### TO BE DONE
Below are some entries; can you quote all of them exactly?
— BEGIN INFORMATION PROVIDED —
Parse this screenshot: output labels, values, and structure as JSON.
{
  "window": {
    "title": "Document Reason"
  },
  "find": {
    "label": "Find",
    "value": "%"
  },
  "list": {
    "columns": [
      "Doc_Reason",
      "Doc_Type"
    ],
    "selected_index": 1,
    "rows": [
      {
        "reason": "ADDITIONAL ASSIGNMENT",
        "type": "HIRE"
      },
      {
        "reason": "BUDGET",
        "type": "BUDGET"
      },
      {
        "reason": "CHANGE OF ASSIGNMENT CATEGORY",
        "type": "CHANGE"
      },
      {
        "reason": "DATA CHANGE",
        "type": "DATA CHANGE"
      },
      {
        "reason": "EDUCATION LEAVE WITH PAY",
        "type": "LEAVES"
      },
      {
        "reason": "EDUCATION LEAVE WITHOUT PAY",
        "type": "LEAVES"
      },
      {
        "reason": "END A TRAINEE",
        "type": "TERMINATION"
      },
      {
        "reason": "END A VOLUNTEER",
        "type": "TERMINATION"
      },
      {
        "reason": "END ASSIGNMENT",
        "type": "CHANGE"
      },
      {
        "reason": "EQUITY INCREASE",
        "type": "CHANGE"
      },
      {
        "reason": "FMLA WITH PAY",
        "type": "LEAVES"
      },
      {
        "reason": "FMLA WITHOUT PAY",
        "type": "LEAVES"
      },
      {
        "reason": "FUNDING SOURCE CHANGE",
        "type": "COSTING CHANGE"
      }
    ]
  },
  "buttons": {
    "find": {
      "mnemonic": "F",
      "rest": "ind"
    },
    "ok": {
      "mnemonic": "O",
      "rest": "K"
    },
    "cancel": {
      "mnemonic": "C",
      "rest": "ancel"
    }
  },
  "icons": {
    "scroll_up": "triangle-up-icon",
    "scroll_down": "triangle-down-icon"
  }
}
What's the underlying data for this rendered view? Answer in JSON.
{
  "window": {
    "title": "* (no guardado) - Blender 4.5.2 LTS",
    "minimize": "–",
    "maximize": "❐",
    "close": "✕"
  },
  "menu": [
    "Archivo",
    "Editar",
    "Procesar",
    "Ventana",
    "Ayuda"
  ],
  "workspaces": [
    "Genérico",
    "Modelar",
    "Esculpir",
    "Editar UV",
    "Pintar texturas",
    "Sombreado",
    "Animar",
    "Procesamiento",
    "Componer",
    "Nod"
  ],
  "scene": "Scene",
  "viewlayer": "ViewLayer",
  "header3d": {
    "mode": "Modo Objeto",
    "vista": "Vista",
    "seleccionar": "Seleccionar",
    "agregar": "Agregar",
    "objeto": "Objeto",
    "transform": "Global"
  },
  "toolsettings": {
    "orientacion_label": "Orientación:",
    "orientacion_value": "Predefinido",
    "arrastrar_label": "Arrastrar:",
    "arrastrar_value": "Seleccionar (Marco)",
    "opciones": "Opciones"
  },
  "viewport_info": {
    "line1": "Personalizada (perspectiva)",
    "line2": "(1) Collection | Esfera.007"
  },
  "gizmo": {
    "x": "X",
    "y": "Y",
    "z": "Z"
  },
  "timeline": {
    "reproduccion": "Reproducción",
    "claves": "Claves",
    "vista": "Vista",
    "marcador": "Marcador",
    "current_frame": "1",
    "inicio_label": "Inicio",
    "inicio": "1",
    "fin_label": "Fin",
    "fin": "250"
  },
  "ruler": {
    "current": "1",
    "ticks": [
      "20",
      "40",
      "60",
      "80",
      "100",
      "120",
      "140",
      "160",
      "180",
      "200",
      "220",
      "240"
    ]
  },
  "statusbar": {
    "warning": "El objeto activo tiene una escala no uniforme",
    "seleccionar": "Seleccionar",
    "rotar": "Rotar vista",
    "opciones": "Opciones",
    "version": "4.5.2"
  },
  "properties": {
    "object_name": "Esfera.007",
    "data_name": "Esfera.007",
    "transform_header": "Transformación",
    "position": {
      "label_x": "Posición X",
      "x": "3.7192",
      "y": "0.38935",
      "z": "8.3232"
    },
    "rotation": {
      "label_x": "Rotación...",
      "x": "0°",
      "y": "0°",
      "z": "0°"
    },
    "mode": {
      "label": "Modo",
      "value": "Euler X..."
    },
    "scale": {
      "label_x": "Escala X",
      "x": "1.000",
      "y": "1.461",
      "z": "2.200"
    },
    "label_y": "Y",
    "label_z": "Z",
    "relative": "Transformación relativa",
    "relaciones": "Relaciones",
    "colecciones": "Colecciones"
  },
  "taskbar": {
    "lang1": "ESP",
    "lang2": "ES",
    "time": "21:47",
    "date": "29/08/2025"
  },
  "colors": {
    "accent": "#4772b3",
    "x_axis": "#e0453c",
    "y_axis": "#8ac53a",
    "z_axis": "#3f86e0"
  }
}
— END INFORMATION PROVIDED —
### OUTPUT FOR THIS EXERCISE
Parse this screenshot: output labels, values, and structure as JSON.
{
  "window": {
    "title": "Document Reason"
  },
  "find": {
    "label": "Find",
    "value": "%"
  },
  "list": {
    "columns": [
      "Doc_Reason",
      "Doc_Type"
    ],
    "selected_index": 1,
    "rows": [
      {
        "reason": "ADDITIONAL ASSIGNMENT",
        "type": "HIRE"
      },
      {
        "reason": "BUDGET",
        "type": "BUDGET"
      },
      {
        "reason": "CHANGE OF ASSIGNMENT CATEGORY",
        "type": "CHANGE"
      },
      {
        "reason": "DATA CHANGE",
        "type": "DATA CHANGE"
      },
      {
        "reason": "EDUCATION LEAVE WITH PAY",
        "type": "LEAVES"
      },
      {
        "reason": "EDUCATION LEAVE WITHOUT PAY",
        "type": "LEAVES"
      },
      {
        "reason": "END A TRAINEE",
        "type": "TERMINATION"
      },
      {
        "reason": "END A VOLUNTEER",
        "type": "TERMINATION"
      },
      {
        "reason": "END ASSIGNMENT",
        "type": "CHANGE"
      },
      {
        "reason": "EQUITY INCREASE",
        "type": "CHANGE"
      },
      {
        "reason": "FMLA WITH PAY",
        "type": "LEAVES"
      },
      {
        "reason": "FMLA WITHOUT PAY",
        "type": "LEAVES"
      },
      {
        "reason": "FUNDING SOURCE CHANGE",
        "type": "COSTING CHANGE"
      }
    ]
  },
  "buttons": {
    "find": {
      "mnemonic": "F",
      "rest": "ind"
    },
    "ok": {
      "mnemonic": "O",
      "rest": "K"
    },
    "cancel": {
      "mnemonic": "C",
      "rest": "ancel"
    }
  },
  "icons": {
    "scroll_up": "triangle-up-icon",
    "scroll_down": "triangle-down-icon"
  }
}
What's the underlying data for this rendered view? Answer in JSON.
{
  "window": {
    "title": "* (no guardado) - Blender 4.5.2 LTS",
    "minimize": "–",
    "maximize": "❐",
    "close": "✕"
  },
  "menu": [
    "Archivo",
    "Editar",
    "Procesar",
    "Ventana",
    "Ayuda"
  ],
  "workspaces": [
    "Genérico",
    "Modelar",
    "Esculpir",
    "Editar UV",
    "Pintar texturas",
    "Sombreado",
    "Animar",
    "Procesamiento",
    "Componer",
    "Nod"
  ],
  "scene": "Scene",
  "viewlayer": "ViewLayer",
  "header3d": {
    "mode": "Modo Objeto",
    "vista": "Vista",
    "seleccionar": "Seleccionar",
    "agregar": "Agregar",
    "objeto": "Objeto",
    "transform": "Global"
  },
  "toolsettings": {
    "orientacion_label": "Orientación:",
    "orientacion_value": "Predefinido",
    "arrastrar_label": "Arrastrar:",
    "arrastrar_value": "Seleccionar (Marco)",
    "opciones": "Opciones"
  },
  "viewport_info": {
    "line1": "Personalizada (perspectiva)",
    "line2": "(1) Collection | Esfera.007"
  },
  "gizmo": {
    "x": "X",
    "y": "Y",
    "z": "Z"
  },
  "timeline": {
    "reproduccion": "Reproducción",
    "claves": "Claves",
    "vista": "Vista",
    "marcador": "Marcador",
    "current_frame": "1",
    "inicio_label": "Inicio",
    "inicio": "1",
    "fin_label": "Fin",
    "fin": "250"
  },
  "ruler": {
    "current": "1",
    "ticks": [
      "20",
      "40",
      "60",
      "80",
      "100",
      "120",
      "140",
      "160",
      "180",
      "200",
      "220",
      "240"
    ]
  },
  "statusbar": {
    "warning": "El objeto activo tiene una escala no uniforme",
    "seleccionar": "Seleccionar",
    "rotar": "Rotar vista",
    "opciones": "Opciones",
    "version": "4.5.2"
  },
  "properties": {
    "object_name": "Esfera.007",
    "data_name": "Esfera.007",
    "transform_header": "Transformación",
    "position": {
      "label_x": "Posición X",
      "x": "3.7192",
      "y": "0.38935",
      "z": "8.3232"
    },
    "rotation": {
      "label_x": "Rotación...",
      "x": "0°",
      "y": "0°",
      "z": "0°"
    },
    "mode": {
      "label": "Modo",
      "value": "Euler X..."
    },
    "scale": {
      "label_x": "Escala X",
      "x": "1.000",
      "y": "1.461",
      "z": "2.200"
    },
    "label_y": "Y",
    "label_z": "Z",
    "relative": "Transformación relativa",
    "relaciones": "Relaciones",
    "colecciones": "Colecciones"
  },
  "taskbar": {
    "lang1": "ESP",
    "lang2": "ES",
    "time": "21:47",
    "date": "29/08/2025"
  },
  "colors": {
    "accent": "#4772b3",
    "x_axis": "#e0453c",
    "y_axis": "#8ac53a",
    "z_axis": "#3f86e0"
  }
}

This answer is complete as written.